Data entries:
■ ■ ■ ■ ■ ■ ■

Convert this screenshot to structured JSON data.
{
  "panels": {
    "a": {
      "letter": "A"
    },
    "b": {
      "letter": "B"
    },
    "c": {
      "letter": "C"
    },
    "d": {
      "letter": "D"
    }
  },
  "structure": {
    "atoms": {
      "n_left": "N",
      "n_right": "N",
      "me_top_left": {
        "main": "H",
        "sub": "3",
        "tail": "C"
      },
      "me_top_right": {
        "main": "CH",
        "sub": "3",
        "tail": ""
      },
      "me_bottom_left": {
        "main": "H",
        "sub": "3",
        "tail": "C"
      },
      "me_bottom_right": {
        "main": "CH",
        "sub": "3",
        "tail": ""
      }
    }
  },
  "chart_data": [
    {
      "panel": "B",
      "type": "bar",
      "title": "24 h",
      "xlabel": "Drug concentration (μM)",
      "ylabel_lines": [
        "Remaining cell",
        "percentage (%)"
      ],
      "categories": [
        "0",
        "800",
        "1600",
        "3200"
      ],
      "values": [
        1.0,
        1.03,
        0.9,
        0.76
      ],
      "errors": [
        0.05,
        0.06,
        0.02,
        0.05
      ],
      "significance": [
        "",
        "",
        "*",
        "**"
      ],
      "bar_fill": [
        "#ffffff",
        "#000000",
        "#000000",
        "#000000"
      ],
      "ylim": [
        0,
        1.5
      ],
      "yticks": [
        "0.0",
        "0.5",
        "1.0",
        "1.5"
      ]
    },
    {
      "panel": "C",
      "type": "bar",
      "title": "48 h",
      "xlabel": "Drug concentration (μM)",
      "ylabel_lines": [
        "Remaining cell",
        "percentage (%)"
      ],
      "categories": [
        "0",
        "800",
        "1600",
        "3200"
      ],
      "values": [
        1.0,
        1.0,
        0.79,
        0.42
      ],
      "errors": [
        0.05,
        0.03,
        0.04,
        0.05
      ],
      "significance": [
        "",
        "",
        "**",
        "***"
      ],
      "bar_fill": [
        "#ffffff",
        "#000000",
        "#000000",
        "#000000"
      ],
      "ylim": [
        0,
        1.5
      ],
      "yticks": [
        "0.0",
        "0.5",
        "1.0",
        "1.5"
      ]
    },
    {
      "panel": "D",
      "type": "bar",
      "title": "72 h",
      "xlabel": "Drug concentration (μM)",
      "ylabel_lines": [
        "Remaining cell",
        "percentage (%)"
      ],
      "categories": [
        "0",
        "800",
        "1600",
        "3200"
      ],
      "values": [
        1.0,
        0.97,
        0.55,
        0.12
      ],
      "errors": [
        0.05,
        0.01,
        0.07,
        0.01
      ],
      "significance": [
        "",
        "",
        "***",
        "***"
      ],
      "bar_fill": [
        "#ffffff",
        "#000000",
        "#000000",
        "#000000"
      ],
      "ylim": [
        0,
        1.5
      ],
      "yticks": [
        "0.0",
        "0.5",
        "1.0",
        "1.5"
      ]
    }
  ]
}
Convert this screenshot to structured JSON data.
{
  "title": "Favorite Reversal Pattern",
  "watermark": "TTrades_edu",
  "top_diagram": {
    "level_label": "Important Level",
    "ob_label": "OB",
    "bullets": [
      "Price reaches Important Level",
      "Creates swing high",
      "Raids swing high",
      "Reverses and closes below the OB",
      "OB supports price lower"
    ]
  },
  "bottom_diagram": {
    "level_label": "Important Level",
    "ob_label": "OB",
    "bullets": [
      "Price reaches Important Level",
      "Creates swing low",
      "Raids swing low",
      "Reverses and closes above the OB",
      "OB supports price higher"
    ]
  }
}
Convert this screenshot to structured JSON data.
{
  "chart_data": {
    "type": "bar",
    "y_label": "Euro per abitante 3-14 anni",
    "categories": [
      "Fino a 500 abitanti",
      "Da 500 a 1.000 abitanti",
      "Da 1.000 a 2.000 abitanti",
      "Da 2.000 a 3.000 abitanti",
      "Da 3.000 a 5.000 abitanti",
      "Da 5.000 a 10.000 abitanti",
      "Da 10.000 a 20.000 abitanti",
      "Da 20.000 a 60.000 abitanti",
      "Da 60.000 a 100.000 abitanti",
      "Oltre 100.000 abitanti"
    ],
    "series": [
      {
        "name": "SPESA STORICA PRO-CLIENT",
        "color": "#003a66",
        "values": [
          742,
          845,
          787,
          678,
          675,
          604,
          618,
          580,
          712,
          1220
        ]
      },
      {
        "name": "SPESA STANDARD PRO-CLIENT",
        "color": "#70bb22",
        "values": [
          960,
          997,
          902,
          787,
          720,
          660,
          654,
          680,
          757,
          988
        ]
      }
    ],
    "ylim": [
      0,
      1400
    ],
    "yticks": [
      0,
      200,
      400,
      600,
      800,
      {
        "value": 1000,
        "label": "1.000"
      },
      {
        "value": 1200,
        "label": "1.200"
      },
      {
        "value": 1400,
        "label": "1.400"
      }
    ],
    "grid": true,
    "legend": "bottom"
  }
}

■ ■ ■ ■ ■ ■ ■

Using the listing above, please repeat every entry exactly.

RESULT OF THIS EXERCISE
Convert this screenshot to structured JSON data.
{
  "panels": {
    "a": {
      "letter": "A"
    },
    "b": {
      "letter": "B"
    },
    "c": {
      "letter": "C"
    },
    "d": {
      "letter": "D"
    }
  },
  "structure": {
    "atoms": {
      "n_left": "N",
      "n_right": "N",
      "me_top_left": {
        "main": "H",
        "sub": "3",
        "tail": "C"
      },
      "me_top_right": {
        "main": "CH",
        "sub": "3",
        "tail": ""
      },
      "me_bottom_left": {
        "main": "H",
        "sub": "3",
        "tail": "C"
      },
      "me_bottom_right": {
        "main": "CH",
        "sub": "3",
        "tail": ""
      }
    }
  },
  "chart_data": [
    {
      "panel": "B",
      "type": "bar",
      "title": "24 h",
      "xlabel": "Drug concentration (μM)",
      "ylabel_lines": [
        "Remaining cell",
        "percentage (%)"
      ],
      "categories": [
        "0",
        "800",
        "1600",
        "3200"
      ],
      "values": [
        1.0,
        1.03,
        0.9,
        0.76
      ],
      "errors": [
        0.05,
        0.06,
        0.02,
        0.05
      ],
      "significance": [
        "",
        "",
        "*",
        "**"
      ],
      "bar_fill": [
        "#ffffff",
        "#000000",
        "#000000",
        "#000000"
      ],
      "ylim": [
        0,
        1.5
      ],
      "yticks": [
        "0.0",
        "0.5",
        "1.0",
        "1.5"
      ]
    },
    {
      "panel": "C",
      "type": "bar",
      "title": "48 h",
      "xlabel": "Drug concentration (μM)",
      "ylabel_lines": [
        "Remaining cell",
        "percentage (%)"
      ],
      "categories": [
        "0",
        "800",
        "1600",
        "3200"
      ],
      "values": [
        1.0,
        1.0,
        0.79,
        0.42
      ],
      "errors": [
        0.05,
        0.03,
        0.04,
        0.05
      ],
      "significance": [
        "",
        "",
        "**",
        "***"
      ],
      "bar_fill": [
        "#ffffff",
        "#000000",
        "#000000",
        "#000000"
      ],
      "ylim": [
        0,
        1.5
      ],
      "yticks": [
        "0.0",
        "0.5",
        "1.0",
        "1.5"
      ]
    },
    {
      "panel": "D",
      "type": "bar",
      "title": "72 h",
      "xlabel": "Drug concentration (μM)",
      "ylabel_lines": [
        "Remaining cell",
        "percentage (%)"
      ],
      "categories": [
        "0",
        "800",
        "1600",
        "3200"
      ],
      "values": [
        1.0,
        0.97,
        0.55,
        0.12
      ],
      "errors": [
        0.05,
        0.01,
        0.07,
        0.01
      ],
      "significance": [
        "",
        "",
        "***",
        "***"
      ],
      "bar_fill": [
        "#ffffff",
        "#000000",
        "#000000",
        "#000000"
      ],
      "ylim": [
        0,
        1.5
      ],
      "yticks": [
        "0.0",
        "0.5",
        "1.0",
        "1.5"
      ]
    }
  ]
}
Convert this screenshot to structured JSON data.
{
  "title": "Favorite Reversal Pattern",
  "watermark": "TTrades_edu",
  "top_diagram": {
    "level_label": "Important Level",
    "ob_label": "OB",
    "bullets": [
      "Price reaches Important Level",
      "Creates swing high",
      "Raids swing high",
      "Reverses and closes below the OB",
      "OB supports price lower"
    ]
  },
  "bottom_diagram": {
    "level_label": "Important Level",
    "ob_label": "OB",
    "bullets": [
      "Price reaches Important Level",
      "Creates swing low",
      "Raids swing low",
      "Reverses and closes above the OB",
      "OB supports price higher"
    ]
  }
}
Convert this screenshot to structured JSON data.
{
  "chart_data": {
    "type": "bar",
    "y_label": "Euro per abitante 3-14 anni",
    "categories": [
      "Fino a 500 abitanti",
      "Da 500 a 1.000 abitanti",
      "Da 1.000 a 2.000 abitanti",
      "Da 2.000 a 3.000 abitanti",
      "Da 3.000 a 5.000 abitanti",
      "Da 5.000 a 10.000 abitanti",
      "Da 10.000 a 20.000 abitanti",
      "Da 20.000 a 60.000 abitanti",
      "Da 60.000 a 100.000 abitanti",
      "Oltre 100.000 abitanti"
    ],
    "series": [
      {
        "name": "SPESA STORICA PRO-CLIENT",
        "color": "#003a66",
        "values": [
          742,
          845,
          787,
          678,
          675,
          604,
          618,
          580,
          712,
          1220
        ]
      },
      {
        "name": "SPESA STANDARD PRO-CLIENT",
        "color": "#70bb22",
        "values": [
          960,
          997,
          902,
          787,
          720,
          660,
          654,
          680,
          757,
          988
        ]
      }
    ],
    "ylim": [
      0,
      1400
    ],
    "yticks": [
      0,
      200,
      400,
      600,
      800,
      {
        "value": 1000,
        "label": "1.000"
      },
      {
        "value": 1200,
        "label": "1.200"
      },
      {
        "value": 1400,
        "label": "1.400"
      }
    ],
    "grid": true,
    "legend": "bottom"
  }
}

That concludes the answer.